— Text section —

Content starts

Another class of high-surface-area Ca-based sorbents, silicate sorbents, has been prepared
extensively in EPA laboratories. Silicate sorbents are hydrated lime and silica source reaction
products, a calcium silicate gel. This calcium silicate gel has high surface area (100-200 m2/g),
thin layers of free lime [Ca(OH)2], and substantial moisture that allows simultaneous in-duct
absorption of acid gases and flue gas cooling.21,22,23
It was hypothesized that adding oxidant to silicate sorbents should result in a more efficient Hg°
sorbent due to improved dispersion of active sites over a larger surface area. Placing the oxidant
on the calcium-silicate sorbents proved to be problematic due to oxidant decomposition. Rather
than incorporating the oxidant solution in the calcium-silicate reaction, oxidant solution was
added to the finished dry silicate sorbent. No significant improvement in Hg° uptake was
observed. The oxidant was believed to have decomposed prior to the formation of significant
active sites. This observation, and the fact that oxidized hydrated limes described above were
significantly less efficient in capturing Hg° than an activated carbon, prompted the exploration of
more effective oxidants.

Content ends

Document structure recognition records
Content starts

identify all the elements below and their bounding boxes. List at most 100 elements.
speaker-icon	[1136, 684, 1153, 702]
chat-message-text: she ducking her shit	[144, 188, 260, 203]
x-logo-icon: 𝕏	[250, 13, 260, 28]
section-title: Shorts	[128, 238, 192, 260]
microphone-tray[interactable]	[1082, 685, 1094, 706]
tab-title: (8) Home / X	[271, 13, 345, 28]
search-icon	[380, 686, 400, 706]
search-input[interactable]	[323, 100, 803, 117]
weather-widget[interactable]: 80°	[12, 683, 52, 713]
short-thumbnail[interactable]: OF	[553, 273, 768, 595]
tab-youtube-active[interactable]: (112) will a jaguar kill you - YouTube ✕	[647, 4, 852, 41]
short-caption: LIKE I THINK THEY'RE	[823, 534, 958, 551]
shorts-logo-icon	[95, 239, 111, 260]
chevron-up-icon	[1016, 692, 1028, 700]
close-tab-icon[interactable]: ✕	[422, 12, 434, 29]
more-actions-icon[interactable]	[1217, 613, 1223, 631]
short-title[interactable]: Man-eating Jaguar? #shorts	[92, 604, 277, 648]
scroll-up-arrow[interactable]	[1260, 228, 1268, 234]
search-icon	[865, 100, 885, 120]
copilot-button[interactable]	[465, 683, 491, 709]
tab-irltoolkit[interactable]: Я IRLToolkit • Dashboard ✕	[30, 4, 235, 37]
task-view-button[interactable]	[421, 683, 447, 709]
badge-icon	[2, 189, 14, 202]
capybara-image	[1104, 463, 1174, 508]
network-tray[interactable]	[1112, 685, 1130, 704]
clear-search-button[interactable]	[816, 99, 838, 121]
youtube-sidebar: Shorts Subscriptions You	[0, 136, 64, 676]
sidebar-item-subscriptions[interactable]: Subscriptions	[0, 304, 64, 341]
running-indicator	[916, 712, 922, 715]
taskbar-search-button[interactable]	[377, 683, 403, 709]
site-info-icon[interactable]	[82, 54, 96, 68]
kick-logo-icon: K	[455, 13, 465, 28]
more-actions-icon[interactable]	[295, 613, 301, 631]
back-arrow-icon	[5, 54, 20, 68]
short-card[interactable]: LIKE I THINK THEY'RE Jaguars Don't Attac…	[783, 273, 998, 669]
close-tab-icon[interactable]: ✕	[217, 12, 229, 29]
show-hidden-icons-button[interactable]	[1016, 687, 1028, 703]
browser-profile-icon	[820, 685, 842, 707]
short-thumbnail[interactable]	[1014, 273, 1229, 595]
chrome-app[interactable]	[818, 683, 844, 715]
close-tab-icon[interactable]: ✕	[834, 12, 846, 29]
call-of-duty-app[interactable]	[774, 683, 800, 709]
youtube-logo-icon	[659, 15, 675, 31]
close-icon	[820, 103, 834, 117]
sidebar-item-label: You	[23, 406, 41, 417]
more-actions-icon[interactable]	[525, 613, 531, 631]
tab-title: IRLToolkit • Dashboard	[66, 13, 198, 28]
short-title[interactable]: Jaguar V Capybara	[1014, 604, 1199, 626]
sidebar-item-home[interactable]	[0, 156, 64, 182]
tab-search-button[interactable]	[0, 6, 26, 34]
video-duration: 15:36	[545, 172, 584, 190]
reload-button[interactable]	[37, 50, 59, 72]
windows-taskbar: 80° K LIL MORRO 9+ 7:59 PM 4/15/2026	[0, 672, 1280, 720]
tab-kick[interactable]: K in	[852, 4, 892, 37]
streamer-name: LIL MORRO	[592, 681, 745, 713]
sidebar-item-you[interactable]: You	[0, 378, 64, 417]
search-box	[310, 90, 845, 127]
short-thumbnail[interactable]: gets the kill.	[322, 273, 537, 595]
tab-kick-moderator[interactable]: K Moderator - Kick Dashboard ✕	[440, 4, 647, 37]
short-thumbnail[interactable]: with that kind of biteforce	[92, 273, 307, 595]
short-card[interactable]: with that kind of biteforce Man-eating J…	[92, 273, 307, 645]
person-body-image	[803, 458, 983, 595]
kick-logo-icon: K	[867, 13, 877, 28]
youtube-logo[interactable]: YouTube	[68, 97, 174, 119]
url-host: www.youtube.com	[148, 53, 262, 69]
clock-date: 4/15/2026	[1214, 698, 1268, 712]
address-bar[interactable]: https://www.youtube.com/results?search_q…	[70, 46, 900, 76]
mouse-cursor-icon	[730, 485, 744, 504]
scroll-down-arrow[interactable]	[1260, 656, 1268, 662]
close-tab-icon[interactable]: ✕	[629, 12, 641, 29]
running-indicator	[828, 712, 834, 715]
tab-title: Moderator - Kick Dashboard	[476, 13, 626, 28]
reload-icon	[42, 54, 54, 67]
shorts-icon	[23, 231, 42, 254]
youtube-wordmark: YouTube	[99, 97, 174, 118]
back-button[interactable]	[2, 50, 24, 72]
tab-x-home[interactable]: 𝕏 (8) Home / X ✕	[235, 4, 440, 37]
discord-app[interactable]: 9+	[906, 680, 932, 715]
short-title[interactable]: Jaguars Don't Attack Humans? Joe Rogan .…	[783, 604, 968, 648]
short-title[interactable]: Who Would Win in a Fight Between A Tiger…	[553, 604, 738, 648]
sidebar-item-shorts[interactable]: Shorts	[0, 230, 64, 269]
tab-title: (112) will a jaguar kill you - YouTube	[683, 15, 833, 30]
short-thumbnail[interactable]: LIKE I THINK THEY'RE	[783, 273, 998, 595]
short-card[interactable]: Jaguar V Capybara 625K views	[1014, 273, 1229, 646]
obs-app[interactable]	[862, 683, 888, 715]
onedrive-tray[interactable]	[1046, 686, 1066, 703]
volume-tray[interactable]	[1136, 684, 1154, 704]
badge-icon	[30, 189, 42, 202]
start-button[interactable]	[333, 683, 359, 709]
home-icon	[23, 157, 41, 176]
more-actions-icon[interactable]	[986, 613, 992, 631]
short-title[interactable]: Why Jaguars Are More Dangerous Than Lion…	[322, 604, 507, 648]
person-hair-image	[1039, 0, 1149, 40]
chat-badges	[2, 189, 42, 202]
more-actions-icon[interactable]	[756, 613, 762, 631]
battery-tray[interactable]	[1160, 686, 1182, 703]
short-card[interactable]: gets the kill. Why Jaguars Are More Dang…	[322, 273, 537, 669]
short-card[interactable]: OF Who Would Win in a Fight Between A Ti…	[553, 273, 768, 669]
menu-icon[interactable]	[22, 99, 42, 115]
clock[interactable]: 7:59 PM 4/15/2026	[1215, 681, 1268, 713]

Content ends

— Instructions —
a - Can you condense the paragraph beginning "It was hypothesized that adding oxidant" in the silicate sorbent text into a short list that keeps its main facts?
b - Could you pick up the silicate sorbent text after its final sentence and carry it forward?

— Responses in order —
a -
- Hypothesis: adding oxidant to silicate sorbents should yield a more efficient Hg° sorbent by dispersing active sites over a larger surface area.
- Placing the oxidant on calcium-silicate sorbents was problematic because the oxidant decomposed.
- Instead of being incorporated in the calcium-silicate reaction, oxidant solution was added to the finished dry silicate sorbent.
- No significant improvement in Hg° uptake was observed. The oxidant was believed to have decomposed before significant active sites formed.
- This result, together with oxidized hydrated limes capturing Hg° significantly less efficiently than an activated carbon, prompted the exploration of more effective oxidants.

b -
By changing oxidants, decomposition of these compounds may be manageable, resulting in
dispersed oxidant in the pore structure of the Ca-based sorbents. These active sites will be
available to oxidize and sequester Hg°, NOx, and SO?, upon exposure. A series of oxidants and
Ca-based sorbent production processes were investigated. Oxidant-enriched hydrated limes and
silicate sorbents were screened based on Hg°, NOx , and S02 capture efficiency. The capture
efficiency of sorbents toward Hg° and SO2 was further compared to that of an activated carbon.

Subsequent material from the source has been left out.